▶ Direction
Please reproduce word for word every line from the start of the records through the line holding "toolbar-icon[interactable] bbox=[281, 528, 293, 540]", inclusive.

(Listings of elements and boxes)
-- BEGIN --

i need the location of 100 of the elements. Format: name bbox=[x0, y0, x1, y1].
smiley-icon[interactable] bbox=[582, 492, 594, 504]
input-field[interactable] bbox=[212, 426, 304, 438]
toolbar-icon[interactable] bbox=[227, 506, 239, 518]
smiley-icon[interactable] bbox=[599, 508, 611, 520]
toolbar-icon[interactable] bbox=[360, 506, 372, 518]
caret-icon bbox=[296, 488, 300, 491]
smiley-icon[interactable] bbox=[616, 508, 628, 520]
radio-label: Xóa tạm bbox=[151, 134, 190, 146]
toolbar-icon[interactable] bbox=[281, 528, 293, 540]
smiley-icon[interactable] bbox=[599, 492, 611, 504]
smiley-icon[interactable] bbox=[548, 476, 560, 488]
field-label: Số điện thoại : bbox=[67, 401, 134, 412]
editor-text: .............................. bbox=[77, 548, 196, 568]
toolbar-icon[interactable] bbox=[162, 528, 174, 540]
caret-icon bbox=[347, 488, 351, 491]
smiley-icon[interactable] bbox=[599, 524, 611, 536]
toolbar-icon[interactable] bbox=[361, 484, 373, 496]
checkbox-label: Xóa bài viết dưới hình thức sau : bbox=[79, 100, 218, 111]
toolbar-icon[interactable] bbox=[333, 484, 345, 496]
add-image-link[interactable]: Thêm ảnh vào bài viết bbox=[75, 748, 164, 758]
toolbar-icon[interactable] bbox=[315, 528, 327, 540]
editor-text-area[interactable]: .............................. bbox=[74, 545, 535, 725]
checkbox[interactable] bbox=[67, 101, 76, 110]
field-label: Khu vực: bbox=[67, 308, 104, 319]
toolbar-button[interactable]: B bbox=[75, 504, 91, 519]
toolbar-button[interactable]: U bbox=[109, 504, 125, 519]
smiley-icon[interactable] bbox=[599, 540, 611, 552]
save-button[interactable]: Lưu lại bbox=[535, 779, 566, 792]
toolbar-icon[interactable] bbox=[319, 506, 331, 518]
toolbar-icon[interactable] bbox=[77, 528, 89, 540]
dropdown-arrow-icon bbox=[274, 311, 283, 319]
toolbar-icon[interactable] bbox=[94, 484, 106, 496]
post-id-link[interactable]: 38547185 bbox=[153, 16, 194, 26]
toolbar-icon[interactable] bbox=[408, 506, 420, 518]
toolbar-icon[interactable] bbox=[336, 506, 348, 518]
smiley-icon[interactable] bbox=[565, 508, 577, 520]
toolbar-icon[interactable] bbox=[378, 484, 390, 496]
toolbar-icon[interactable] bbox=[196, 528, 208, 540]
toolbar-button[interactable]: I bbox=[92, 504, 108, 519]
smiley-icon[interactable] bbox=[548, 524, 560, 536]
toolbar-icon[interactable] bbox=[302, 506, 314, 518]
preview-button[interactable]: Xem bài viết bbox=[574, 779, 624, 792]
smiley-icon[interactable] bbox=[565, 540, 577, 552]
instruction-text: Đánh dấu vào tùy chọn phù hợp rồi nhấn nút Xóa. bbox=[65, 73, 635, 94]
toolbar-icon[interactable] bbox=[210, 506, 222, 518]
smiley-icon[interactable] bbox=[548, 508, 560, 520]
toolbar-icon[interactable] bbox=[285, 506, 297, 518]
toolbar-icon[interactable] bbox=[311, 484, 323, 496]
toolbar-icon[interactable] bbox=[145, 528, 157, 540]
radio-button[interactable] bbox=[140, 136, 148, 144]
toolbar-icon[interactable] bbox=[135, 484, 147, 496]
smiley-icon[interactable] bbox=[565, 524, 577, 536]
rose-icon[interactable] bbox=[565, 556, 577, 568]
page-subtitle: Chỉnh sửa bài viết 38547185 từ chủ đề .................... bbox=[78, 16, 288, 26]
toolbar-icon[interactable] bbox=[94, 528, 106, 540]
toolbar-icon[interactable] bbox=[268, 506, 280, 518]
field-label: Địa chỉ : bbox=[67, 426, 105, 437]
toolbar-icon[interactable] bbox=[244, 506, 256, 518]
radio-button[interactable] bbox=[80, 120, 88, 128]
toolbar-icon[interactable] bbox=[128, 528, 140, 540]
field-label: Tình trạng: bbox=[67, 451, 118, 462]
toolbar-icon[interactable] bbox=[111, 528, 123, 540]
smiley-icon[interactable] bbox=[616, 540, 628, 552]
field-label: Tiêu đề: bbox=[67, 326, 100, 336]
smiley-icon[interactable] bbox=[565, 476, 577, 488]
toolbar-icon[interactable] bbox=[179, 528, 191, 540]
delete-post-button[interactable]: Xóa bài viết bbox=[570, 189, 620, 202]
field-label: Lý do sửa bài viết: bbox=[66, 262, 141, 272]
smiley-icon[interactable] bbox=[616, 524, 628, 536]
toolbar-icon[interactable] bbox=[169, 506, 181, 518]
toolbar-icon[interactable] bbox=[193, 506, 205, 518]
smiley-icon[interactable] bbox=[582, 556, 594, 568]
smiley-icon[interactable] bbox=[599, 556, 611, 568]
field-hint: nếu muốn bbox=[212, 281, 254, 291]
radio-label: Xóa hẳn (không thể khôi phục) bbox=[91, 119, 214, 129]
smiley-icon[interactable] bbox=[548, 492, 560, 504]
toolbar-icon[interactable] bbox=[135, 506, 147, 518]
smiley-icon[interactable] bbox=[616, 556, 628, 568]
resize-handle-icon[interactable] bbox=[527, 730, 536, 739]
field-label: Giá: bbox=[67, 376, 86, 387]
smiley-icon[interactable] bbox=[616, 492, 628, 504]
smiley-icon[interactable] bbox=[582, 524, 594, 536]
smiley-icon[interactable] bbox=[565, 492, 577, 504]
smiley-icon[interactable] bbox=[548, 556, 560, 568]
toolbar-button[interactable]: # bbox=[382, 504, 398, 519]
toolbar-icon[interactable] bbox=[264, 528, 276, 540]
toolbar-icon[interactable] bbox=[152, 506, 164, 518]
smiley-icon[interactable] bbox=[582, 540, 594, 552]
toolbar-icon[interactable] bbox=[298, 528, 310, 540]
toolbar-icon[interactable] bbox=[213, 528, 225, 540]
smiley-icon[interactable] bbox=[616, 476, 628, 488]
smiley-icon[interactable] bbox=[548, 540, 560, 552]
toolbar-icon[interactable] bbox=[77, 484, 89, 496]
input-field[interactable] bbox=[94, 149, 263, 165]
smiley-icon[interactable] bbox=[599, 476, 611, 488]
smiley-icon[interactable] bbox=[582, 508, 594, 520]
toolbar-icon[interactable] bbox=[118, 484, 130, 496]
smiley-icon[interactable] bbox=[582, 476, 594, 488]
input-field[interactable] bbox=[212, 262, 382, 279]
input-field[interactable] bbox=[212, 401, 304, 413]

-- END --

▶ Solution to this task
i need the location of 100 of the elements. Format: name bbox=[x0, y0, x1, y1].
smiley-icon[interactable] bbox=[582, 492, 594, 504]
input-field[interactable] bbox=[212, 426, 304, 438]
toolbar-icon[interactable] bbox=[227, 506, 239, 518]
smiley-icon[interactable] bbox=[599, 508, 611, 520]
toolbar-icon[interactable] bbox=[360, 506, 372, 518]
caret-icon bbox=[296, 488, 300, 491]
smiley-icon[interactable] bbox=[616, 508, 628, 520]
radio-label: Xóa tạm bbox=[151, 134, 190, 146]
toolbar-icon[interactable] bbox=[281, 528, 293, 540]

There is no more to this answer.